PROBLEM REQUIREMENTS:
Repeat exactly each line of the data provided below.

Data excerpts
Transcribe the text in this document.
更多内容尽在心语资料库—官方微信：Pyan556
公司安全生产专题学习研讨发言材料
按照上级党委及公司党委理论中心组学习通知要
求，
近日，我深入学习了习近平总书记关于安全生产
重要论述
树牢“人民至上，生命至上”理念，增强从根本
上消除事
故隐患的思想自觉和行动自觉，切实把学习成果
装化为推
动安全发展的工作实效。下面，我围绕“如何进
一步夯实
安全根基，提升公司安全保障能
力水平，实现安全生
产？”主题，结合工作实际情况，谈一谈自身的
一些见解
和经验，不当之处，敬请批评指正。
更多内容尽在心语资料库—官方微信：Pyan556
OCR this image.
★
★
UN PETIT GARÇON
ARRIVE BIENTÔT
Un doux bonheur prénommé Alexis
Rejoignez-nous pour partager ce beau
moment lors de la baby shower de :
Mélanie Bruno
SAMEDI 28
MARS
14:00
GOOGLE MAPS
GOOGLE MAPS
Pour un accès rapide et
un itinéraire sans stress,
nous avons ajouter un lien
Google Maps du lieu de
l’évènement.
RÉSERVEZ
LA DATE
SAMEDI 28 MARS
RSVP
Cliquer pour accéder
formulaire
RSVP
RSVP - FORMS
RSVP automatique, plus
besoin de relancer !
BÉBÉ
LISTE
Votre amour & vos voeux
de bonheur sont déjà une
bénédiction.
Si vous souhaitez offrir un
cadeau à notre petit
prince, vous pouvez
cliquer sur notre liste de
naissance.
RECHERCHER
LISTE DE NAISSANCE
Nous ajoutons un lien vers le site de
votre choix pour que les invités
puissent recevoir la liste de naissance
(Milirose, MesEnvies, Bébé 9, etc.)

TASK SOLUTION:
Transcribe the text in this document.
更多内容尽在心语资料库—官方微信：Pyan556
公司安全生产专题学习研讨发言材料
按照上级党委及公司党委理论中心组学习通知要
求，
近日，我深入学习了习近平总书记关于安全生产
重要论述
树牢“人民至上，生命至上”理念，增强从根本
上消除事
故隐患的思想自觉和行动自觉，切实把学习成果
装化为推
动安全发展的工作实效。下面，我围绕“如何进
一步夯实
安全根基，提升公司安全保障能
力水平，实现安全生
产？”主题，结合工作实际情况，谈一谈自身的
一些见解
和经验，不当之处，敬请批评指正。
更多内容尽在心语资料库—官方微信：Pyan556
OCR this image.
★
★
UN PETIT GARÇON
ARRIVE BIENTÔT
Un doux bonheur prénommé Alexis
Rejoignez-nous pour partager ce beau
moment lors de la baby shower de :
Mélanie Bruno
SAMEDI 28
MARS
14:00
GOOGLE MAPS
GOOGLE MAPS
Pour un accès rapide et
un itinéraire sans stress,
nous avons ajouter un lien
Google Maps du lieu de
l’évènement.
RÉSERVEZ
LA DATE
SAMEDI 28 MARS
RSVP
Cliquer pour accéder
formulaire
RSVP
RSVP - FORMS
RSVP automatique, plus
besoin de relancer !
BÉBÉ
LISTE
Votre amour & vos voeux
de bonheur sont déjà une
bénédiction.
Si vous souhaitez offrir un
cadeau à notre petit
prince, vous pouvez
cliquer sur notre liste de
naissance.
RECHERCHER
LISTE DE NAISSANCE
Nous ajoutons un lien vers le site de
votre choix pour que les invités
puissent recevoir la liste de naissance
(Milirose, MesEnvies, Bébé 9, etc.)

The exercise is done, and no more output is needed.